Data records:

==============================

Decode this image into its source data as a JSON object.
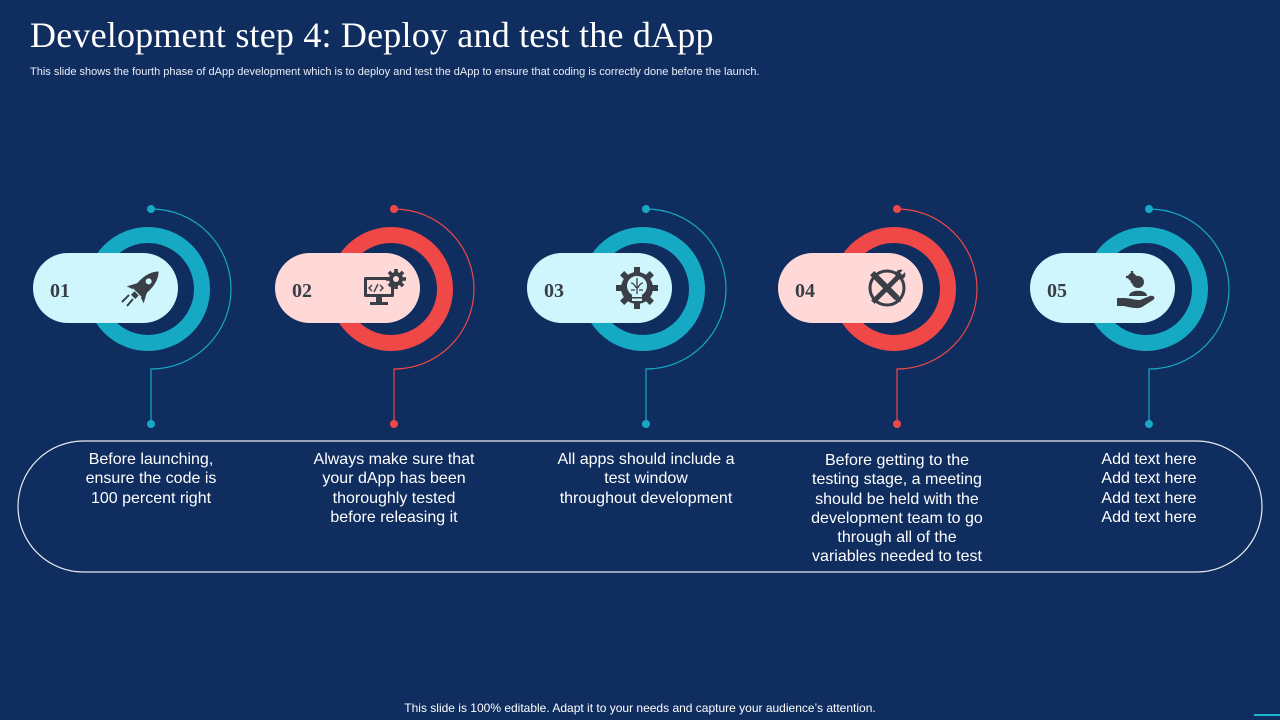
{
  "title": "Development step 4: Deploy and test the dApp",
  "subtitle": "This slide shows the fourth phase of dApp development which is to deploy and test the dApp to ensure that coding is correctly done before the launch.",
  "colors": {
    "background": "#0f2d5f",
    "teal": "#16a9c4",
    "red": "#f04747",
    "pill_teal": "#cff6fd",
    "pill_red": "#ffd9d7",
    "icon": "#3a3f47"
  },
  "steps": [
    {
      "number": "01",
      "icon": "rocket-icon",
      "accent": "teal",
      "text": "Before launching,\nensure the code is\n100 percent right"
    },
    {
      "number": "02",
      "icon": "monitor-code-gear-icon",
      "accent": "red",
      "text": "Always make sure that\nyour dApp has been\nthoroughly  tested\nbefore releasing it"
    },
    {
      "number": "03",
      "icon": "gear-lightbulb-brain-icon",
      "accent": "teal",
      "text": "All apps should include a\ntest window\nthroughout  development"
    },
    {
      "number": "04",
      "icon": "wrench-pencil-cross-icon",
      "accent": "red",
      "text": "Before getting to the\ntesting stage, a meeting\nshould be held with the\ndevelopment team to go\nthrough  all of the\nvariables needed to test"
    },
    {
      "number": "05",
      "icon": "hand-person-gear-icon",
      "accent": "teal",
      "text": "Add text here\nAdd text here\nAdd text here\nAdd text here"
    }
  ],
  "footer": "This slide is 100% editable. Adapt it to your needs and capture your audience’s attention."
}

==============================

:: SHORT EXERCISE ::
Quote the listing above in full, except for the pictures.

:: RESULT FOR THIS EXERCISE ::
Decode this image into its source data as a JSON object.
{
  "title": "Development step 4: Deploy and test the dApp",
  "subtitle": "This slide shows the fourth phase of dApp development which is to deploy and test the dApp to ensure that coding is correctly done before the launch.",
  "colors": {
    "background": "#0f2d5f",
    "teal": "#16a9c4",
    "red": "#f04747",
    "pill_teal": "#cff6fd",
    "pill_red": "#ffd9d7",
    "icon": "#3a3f47"
  },
  "steps": [
    {
      "number": "01",
      "icon": "rocket-icon",
      "accent": "teal",
      "text": "Before launching,\nensure the code is\n100 percent right"
    },
    {
      "number": "02",
      "icon": "monitor-code-gear-icon",
      "accent": "red",
      "text": "Always make sure that\nyour dApp has been\nthoroughly  tested\nbefore releasing it"
    },
    {
      "number": "03",
      "icon": "gear-lightbulb-brain-icon",
      "accent": "teal",
      "text": "All apps should include a\ntest window\nthroughout  development"
    },
    {
      "number": "04",
      "icon": "wrench-pencil-cross-icon",
      "accent": "red",
      "text": "Before getting to the\ntesting stage, a meeting\nshould be held with the\ndevelopment team to go\nthrough  all of the\nvariables needed to test"
    },
    {
      "number": "05",
      "icon": "hand-person-gear-icon",
      "accent": "teal",
      "text": "Add text here\nAdd text here\nAdd text here\nAdd text here"
    }
  ],
  "footer": "This slide is 100% editable. Adapt it to your needs and capture your audience’s attention."
}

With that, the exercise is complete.